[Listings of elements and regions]
──────────────────────────────
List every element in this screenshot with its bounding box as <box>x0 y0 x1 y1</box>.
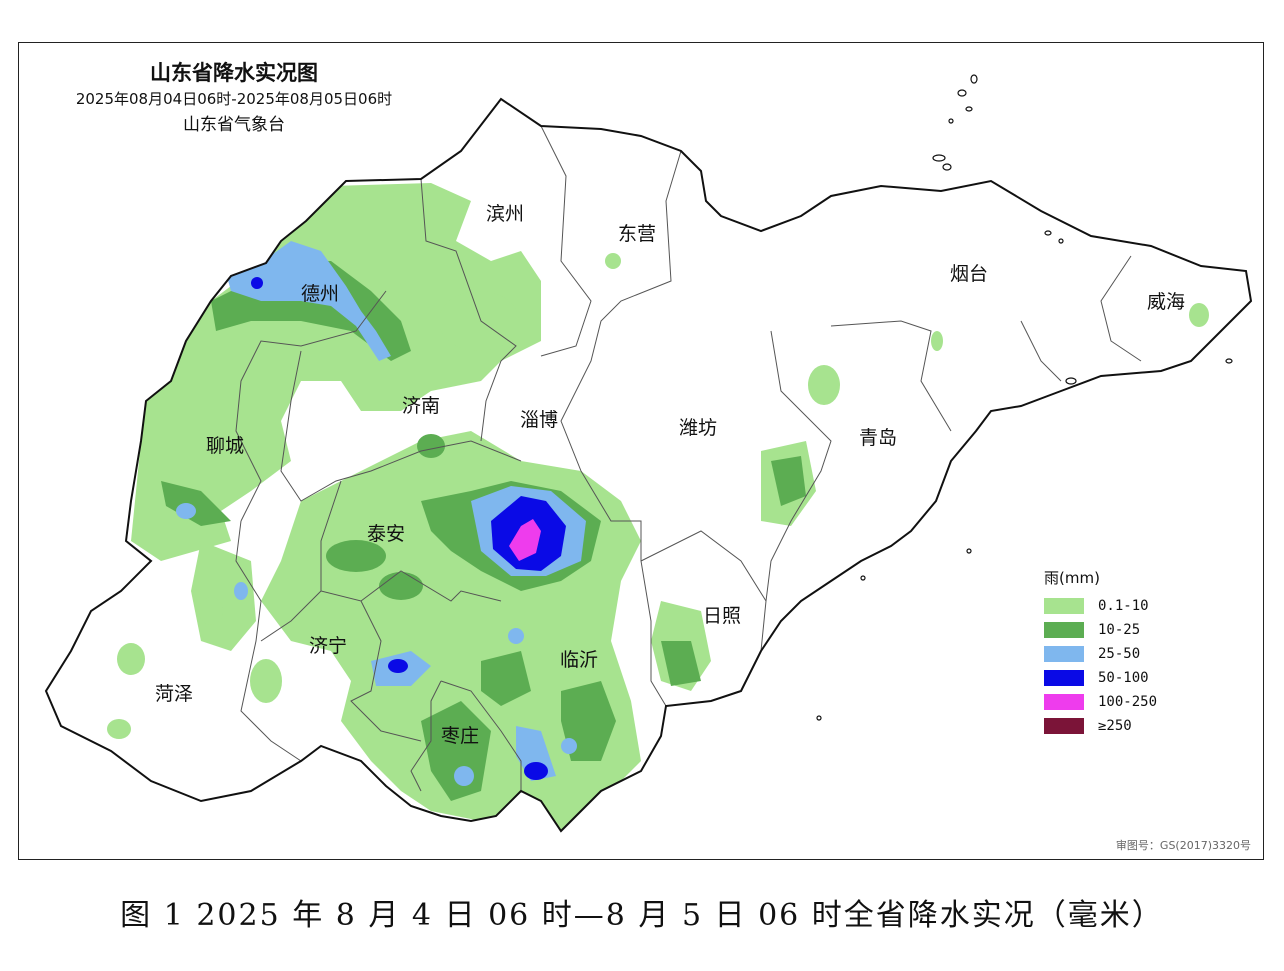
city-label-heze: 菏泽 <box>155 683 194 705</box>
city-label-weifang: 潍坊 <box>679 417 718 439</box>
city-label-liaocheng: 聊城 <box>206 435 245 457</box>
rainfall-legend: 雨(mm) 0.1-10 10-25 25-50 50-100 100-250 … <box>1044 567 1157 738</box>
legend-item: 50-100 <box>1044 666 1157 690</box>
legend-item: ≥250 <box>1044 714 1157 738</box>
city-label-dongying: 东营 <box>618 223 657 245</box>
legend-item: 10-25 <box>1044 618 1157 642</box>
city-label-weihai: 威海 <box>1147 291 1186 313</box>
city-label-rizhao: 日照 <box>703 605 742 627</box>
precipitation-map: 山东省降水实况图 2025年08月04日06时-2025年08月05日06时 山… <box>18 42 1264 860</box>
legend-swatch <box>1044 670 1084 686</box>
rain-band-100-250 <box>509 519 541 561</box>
──────────────────────────────
[OBJECTIVE] Reproduce every line of the records above verbatim, leaving out the pictures.

[ANSWER BELOW]
List every element in this screenshot with its bounding box as <box>x0 y0 x1 y1</box>.
city-label-heze: 菏泽 <box>155 683 194 705</box>
city-label-weifang: 潍坊 <box>679 417 718 439</box>
city-label-liaocheng: 聊城 <box>206 435 245 457</box>
rainfall-legend: 雨(mm) 0.1-10 10-25 25-50 50-100 100-250 … <box>1044 567 1157 738</box>
legend-item: 50-100 <box>1044 666 1157 690</box>
legend-item: ≥250 <box>1044 714 1157 738</box>
city-label-dongying: 东营 <box>618 223 657 245</box>
legend-item: 10-25 <box>1044 618 1157 642</box>
city-label-weihai: 威海 <box>1147 291 1186 313</box>
city-label-rizhao: 日照 <box>703 605 742 627</box>
precipitation-map: 山东省降水实况图 2025年08月04日06时-2025年08月05日06时 山… <box>18 42 1264 860</box>
legend-swatch <box>1044 670 1084 686</box>
rain-band-100-250 <box>509 519 541 561</box>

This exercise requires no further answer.